Using the listing beneath this task, count the lines with the word "marginal" and write only the result.

* * * * * * *

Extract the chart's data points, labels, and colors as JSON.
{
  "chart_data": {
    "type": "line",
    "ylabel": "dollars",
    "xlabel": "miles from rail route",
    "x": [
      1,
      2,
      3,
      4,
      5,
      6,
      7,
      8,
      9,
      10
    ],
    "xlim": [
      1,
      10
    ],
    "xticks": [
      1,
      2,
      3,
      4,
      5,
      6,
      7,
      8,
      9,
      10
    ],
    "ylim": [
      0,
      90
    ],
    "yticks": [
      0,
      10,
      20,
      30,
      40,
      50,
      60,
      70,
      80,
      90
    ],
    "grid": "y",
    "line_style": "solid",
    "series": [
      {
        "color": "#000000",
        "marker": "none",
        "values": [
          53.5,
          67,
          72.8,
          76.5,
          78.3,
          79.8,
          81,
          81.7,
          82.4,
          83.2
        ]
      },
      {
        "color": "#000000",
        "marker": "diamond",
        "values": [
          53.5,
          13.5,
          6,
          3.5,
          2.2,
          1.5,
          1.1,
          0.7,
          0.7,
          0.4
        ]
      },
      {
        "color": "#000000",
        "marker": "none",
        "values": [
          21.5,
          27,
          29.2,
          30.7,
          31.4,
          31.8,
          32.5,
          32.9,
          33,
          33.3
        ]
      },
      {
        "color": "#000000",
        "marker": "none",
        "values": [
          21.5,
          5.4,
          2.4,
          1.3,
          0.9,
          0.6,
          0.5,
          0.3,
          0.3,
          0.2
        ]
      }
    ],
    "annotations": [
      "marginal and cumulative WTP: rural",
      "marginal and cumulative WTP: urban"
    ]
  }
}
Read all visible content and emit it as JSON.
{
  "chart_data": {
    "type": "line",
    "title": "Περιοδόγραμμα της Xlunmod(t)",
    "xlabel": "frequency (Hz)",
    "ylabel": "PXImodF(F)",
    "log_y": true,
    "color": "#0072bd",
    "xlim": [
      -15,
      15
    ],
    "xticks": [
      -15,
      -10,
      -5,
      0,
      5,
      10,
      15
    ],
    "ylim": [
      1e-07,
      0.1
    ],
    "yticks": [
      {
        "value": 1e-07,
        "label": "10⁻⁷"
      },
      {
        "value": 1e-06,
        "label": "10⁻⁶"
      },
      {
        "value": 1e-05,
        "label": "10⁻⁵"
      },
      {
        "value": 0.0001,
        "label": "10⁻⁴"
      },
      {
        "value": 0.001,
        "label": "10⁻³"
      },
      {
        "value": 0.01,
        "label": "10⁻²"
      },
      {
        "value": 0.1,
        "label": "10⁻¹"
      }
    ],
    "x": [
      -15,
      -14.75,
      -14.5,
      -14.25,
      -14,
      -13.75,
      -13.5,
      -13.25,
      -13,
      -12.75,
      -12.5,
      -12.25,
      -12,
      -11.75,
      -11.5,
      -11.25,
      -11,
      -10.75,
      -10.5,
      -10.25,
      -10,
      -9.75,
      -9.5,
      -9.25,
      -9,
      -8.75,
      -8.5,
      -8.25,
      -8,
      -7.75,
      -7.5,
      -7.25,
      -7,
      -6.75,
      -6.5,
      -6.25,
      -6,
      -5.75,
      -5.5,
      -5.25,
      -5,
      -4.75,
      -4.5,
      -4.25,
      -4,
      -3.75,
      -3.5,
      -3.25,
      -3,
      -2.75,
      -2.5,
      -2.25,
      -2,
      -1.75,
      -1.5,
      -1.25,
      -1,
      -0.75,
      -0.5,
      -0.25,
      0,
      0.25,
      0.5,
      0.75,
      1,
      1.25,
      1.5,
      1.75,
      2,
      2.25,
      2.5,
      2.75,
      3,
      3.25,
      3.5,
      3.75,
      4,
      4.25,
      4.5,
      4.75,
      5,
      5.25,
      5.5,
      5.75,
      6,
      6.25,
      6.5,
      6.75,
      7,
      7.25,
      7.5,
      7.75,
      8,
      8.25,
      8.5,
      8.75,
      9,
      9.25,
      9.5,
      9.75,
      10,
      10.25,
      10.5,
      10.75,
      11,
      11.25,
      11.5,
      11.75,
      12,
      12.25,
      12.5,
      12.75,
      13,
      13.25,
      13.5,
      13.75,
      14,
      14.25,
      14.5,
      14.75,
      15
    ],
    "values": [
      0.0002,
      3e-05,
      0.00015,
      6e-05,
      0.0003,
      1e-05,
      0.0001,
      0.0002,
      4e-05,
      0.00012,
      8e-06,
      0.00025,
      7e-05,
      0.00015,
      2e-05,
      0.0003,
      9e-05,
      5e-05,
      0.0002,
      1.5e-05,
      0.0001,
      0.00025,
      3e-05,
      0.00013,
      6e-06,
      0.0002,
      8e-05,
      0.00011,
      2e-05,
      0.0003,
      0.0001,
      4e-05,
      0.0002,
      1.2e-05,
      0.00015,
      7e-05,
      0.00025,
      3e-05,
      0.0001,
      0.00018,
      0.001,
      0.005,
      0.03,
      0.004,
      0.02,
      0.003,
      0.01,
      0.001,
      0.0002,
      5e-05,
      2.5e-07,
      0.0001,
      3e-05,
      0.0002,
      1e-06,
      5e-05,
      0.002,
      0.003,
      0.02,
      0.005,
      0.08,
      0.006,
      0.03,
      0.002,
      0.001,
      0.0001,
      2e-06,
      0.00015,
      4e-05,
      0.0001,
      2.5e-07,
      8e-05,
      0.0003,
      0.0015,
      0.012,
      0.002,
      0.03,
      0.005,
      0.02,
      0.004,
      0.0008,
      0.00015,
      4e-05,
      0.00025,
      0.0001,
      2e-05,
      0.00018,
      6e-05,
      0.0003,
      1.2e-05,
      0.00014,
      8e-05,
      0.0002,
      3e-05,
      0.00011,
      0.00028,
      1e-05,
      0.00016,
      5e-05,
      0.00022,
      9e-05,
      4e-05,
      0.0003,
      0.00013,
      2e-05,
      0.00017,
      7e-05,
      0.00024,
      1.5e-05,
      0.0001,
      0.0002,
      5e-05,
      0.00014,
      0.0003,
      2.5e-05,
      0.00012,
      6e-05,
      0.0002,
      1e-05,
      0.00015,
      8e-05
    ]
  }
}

* * * * * * *

- Solved exercise -
2